● Task brief
Check each line of the data for "this" and select those that have it.

-- Data shown start --

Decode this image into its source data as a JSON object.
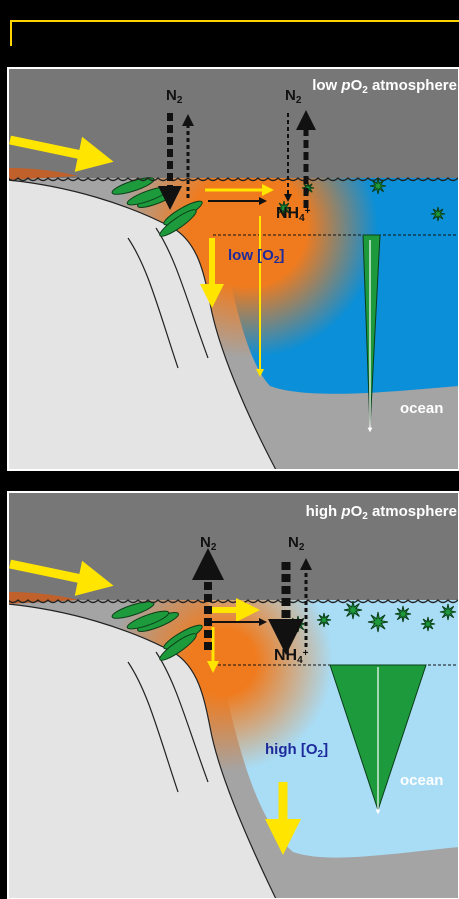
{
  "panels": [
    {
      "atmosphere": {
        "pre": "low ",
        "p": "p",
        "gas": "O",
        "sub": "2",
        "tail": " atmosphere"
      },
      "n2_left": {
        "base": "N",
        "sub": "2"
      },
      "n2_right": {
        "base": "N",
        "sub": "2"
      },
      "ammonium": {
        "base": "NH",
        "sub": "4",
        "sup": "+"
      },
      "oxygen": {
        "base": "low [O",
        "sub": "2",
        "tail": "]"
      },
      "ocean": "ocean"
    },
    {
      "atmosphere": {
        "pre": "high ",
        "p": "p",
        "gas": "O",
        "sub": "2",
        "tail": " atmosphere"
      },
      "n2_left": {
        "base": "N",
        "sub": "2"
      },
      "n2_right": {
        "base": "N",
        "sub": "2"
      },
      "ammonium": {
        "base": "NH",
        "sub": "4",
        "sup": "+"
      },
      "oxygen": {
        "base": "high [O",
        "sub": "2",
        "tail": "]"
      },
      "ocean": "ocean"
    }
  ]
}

-- Data shown end --
-- Data shown start --

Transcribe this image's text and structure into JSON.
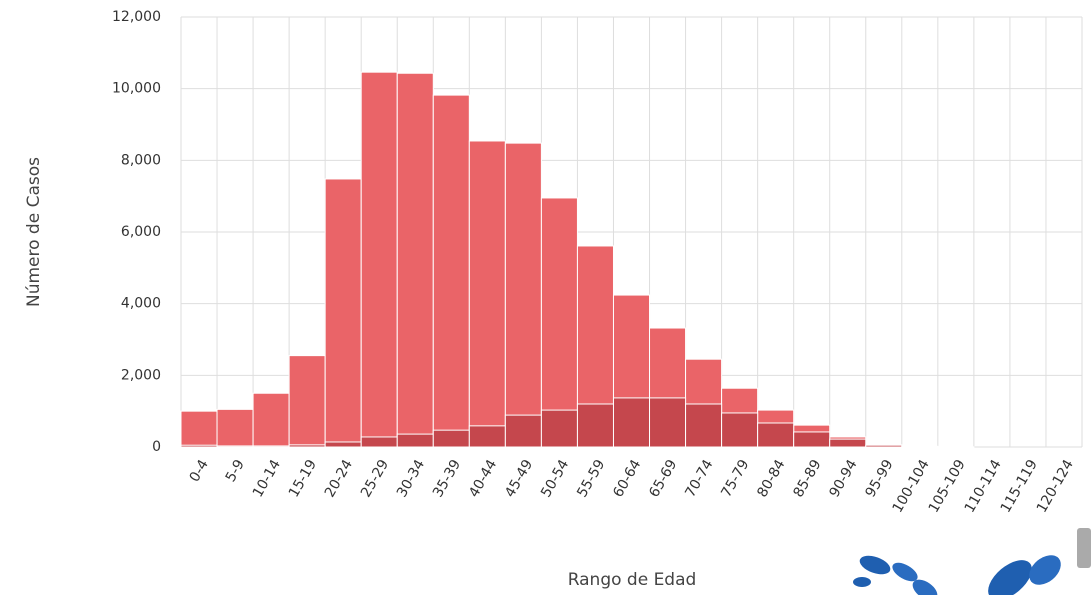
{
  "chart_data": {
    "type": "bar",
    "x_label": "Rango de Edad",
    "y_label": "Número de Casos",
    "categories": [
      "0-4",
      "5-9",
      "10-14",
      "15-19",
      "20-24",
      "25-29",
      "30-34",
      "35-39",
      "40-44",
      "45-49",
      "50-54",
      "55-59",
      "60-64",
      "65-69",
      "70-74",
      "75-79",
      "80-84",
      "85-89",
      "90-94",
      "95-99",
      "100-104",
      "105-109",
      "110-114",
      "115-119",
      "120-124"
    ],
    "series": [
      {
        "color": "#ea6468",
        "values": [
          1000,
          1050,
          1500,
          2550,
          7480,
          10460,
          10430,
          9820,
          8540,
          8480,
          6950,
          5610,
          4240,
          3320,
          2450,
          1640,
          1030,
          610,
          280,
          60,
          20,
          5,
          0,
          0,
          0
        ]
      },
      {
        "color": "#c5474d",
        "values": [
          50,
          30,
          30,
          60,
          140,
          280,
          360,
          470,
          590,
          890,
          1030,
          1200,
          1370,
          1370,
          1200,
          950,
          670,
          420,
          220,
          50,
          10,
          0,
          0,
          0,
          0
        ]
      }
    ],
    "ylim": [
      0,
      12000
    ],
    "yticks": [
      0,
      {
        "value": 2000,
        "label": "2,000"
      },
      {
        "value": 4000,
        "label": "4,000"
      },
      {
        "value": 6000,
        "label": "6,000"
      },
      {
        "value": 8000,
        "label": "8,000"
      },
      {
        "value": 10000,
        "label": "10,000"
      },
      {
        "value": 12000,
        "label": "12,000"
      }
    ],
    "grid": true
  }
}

-- Data shown end --

● Output of the exercise
Decode this image into its source data as a JSON object.
Transcribe this image's text and structure into JSON.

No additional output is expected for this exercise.